# Goal
Find the line that contains "Extract all readable text from this page." and print it and every line after it, exactly, please.

# Stored data
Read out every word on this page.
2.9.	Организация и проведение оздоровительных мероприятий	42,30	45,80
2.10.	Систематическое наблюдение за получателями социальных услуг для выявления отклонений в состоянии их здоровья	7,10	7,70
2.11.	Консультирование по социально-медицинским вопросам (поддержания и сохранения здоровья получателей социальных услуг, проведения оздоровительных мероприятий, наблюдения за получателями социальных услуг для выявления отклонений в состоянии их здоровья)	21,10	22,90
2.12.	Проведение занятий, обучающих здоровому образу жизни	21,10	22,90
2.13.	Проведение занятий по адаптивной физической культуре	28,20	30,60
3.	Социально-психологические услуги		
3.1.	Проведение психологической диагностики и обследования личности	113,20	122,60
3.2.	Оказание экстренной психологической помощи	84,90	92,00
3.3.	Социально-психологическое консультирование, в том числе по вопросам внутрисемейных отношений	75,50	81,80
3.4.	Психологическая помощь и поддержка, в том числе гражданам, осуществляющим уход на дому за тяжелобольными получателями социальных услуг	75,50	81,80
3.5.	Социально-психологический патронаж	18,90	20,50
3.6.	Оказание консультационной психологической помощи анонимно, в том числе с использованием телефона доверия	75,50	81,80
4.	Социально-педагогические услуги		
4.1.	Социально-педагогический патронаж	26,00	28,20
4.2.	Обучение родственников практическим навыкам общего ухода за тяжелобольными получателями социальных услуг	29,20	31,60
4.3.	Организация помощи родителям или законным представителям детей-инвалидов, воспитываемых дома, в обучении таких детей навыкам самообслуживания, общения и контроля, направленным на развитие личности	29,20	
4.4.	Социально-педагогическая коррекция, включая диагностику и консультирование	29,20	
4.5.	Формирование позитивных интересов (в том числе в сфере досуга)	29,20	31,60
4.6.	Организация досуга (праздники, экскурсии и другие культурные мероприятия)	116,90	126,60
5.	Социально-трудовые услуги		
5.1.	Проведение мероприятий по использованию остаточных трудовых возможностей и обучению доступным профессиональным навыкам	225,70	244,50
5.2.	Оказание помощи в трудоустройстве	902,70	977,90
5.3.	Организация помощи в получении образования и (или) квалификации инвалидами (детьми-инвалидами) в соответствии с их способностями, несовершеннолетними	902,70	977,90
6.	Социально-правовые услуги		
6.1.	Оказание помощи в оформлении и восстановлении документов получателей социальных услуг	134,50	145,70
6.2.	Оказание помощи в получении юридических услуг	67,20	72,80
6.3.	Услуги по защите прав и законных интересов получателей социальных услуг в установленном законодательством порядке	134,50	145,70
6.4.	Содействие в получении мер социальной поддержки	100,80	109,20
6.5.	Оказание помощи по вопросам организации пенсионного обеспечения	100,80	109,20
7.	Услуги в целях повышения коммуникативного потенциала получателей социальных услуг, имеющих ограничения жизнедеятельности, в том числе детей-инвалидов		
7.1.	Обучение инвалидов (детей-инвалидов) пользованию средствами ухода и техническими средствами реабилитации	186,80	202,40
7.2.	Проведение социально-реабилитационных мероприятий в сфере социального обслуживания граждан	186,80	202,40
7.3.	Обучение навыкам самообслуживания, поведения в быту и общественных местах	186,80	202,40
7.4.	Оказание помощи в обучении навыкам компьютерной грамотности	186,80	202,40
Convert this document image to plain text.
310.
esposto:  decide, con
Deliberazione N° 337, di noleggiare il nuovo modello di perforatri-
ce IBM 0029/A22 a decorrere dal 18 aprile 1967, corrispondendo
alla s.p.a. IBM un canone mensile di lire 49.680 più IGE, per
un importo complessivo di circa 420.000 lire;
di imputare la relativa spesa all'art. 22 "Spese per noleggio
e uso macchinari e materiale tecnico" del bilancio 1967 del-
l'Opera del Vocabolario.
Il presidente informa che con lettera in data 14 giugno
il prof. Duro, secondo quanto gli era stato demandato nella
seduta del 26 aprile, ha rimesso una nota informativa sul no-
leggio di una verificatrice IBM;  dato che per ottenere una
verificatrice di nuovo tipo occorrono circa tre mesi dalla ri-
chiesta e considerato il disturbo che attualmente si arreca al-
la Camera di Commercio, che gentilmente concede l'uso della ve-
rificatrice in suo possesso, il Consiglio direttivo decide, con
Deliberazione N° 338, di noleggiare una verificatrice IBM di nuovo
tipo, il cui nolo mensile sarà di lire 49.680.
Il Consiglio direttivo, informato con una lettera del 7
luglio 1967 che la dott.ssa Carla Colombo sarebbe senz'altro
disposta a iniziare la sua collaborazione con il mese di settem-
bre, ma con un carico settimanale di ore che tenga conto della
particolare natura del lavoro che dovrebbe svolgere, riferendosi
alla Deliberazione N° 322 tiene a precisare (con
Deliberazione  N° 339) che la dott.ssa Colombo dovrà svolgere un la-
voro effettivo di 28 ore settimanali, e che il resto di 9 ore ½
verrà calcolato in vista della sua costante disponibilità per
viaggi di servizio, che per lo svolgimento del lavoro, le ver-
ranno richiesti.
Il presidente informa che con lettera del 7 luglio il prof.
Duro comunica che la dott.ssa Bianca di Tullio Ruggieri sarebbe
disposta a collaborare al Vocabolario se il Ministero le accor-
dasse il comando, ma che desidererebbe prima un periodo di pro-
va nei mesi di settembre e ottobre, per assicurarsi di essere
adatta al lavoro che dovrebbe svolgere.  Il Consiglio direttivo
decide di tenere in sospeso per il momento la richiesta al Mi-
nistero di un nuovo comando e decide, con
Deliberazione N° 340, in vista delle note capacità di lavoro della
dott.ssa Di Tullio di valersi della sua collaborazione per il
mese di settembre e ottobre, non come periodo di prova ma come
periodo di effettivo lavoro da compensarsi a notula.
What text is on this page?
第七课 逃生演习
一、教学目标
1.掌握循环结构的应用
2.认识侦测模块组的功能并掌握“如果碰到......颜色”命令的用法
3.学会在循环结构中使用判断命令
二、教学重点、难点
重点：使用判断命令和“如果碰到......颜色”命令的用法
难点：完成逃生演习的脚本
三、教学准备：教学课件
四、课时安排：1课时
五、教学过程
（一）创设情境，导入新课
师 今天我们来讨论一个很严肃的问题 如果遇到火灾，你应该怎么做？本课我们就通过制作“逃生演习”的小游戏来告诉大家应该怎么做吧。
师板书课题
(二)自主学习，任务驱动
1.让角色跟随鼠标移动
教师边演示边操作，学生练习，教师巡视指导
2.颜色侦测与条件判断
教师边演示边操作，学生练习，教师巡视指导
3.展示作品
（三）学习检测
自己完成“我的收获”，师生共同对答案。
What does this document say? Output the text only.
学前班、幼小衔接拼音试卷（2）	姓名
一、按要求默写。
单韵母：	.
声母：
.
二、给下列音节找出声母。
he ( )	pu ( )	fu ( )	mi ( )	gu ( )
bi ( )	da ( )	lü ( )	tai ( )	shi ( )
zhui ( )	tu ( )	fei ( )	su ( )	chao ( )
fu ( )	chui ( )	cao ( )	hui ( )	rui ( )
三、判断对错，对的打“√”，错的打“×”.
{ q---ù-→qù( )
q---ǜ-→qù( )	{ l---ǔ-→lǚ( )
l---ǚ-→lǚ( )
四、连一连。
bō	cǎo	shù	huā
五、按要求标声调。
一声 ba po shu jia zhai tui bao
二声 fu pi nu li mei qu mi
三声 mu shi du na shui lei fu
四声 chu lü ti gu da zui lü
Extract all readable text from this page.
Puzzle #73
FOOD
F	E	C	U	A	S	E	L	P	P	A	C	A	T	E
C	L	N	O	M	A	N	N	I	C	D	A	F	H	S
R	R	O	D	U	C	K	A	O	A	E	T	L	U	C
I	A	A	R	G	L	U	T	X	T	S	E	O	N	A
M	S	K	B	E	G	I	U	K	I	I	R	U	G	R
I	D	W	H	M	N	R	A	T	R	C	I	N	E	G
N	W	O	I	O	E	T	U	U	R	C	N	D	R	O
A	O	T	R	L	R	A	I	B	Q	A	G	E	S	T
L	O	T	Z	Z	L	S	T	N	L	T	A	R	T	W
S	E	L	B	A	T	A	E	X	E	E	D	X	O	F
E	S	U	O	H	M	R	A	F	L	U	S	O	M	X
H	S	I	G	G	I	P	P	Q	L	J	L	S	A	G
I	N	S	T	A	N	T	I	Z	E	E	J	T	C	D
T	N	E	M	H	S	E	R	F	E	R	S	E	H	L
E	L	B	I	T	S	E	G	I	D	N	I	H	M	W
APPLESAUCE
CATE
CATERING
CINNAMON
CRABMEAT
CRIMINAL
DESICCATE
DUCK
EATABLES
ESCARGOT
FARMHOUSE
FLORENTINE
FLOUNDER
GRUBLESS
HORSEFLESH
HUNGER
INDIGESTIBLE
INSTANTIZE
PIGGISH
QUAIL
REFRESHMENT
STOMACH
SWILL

# Reply
Extract all readable text from this page.
Puzzle #73
FOOD
F	E	C	U	A	S	E	L	P	P	A	C	A	T	E
C	L	N	O	M	A	N	N	I	C	D	A	F	H	S
R	R	O	D	U	C	K	A	O	A	E	T	L	U	C
I	A	A	R	G	L	U	T	X	T	S	E	O	N	A
M	S	K	B	E	G	I	U	K	I	I	R	U	G	R
I	D	W	H	M	N	R	A	T	R	C	I	N	E	G
N	W	O	I	O	E	T	U	U	R	C	N	D	R	O
A	O	T	R	L	R	A	I	B	Q	A	G	E	S	T
L	O	T	Z	Z	L	S	T	N	L	T	A	R	T	W
S	E	L	B	A	T	A	E	X	E	E	D	X	O	F
E	S	U	O	H	M	R	A	F	L	U	S	O	M	X
H	S	I	G	G	I	P	P	Q	L	J	L	S	A	G
I	N	S	T	A	N	T	I	Z	E	E	J	T	C	D
T	N	E	M	H	S	E	R	F	E	R	S	E	H	L
E	L	B	I	T	S	E	G	I	D	N	I	H	M	W
APPLESAUCE
CATE
CATERING
CINNAMON
CRABMEAT
CRIMINAL
DESICCATE
DUCK
EATABLES
ESCARGOT
FARMHOUSE
FLORENTINE
FLOUNDER
GRUBLESS
HORSEFLESH
HUNGER
INDIGESTIBLE
INSTANTIZE
PIGGISH
QUAIL
REFRESHMENT
STOMACH
SWILL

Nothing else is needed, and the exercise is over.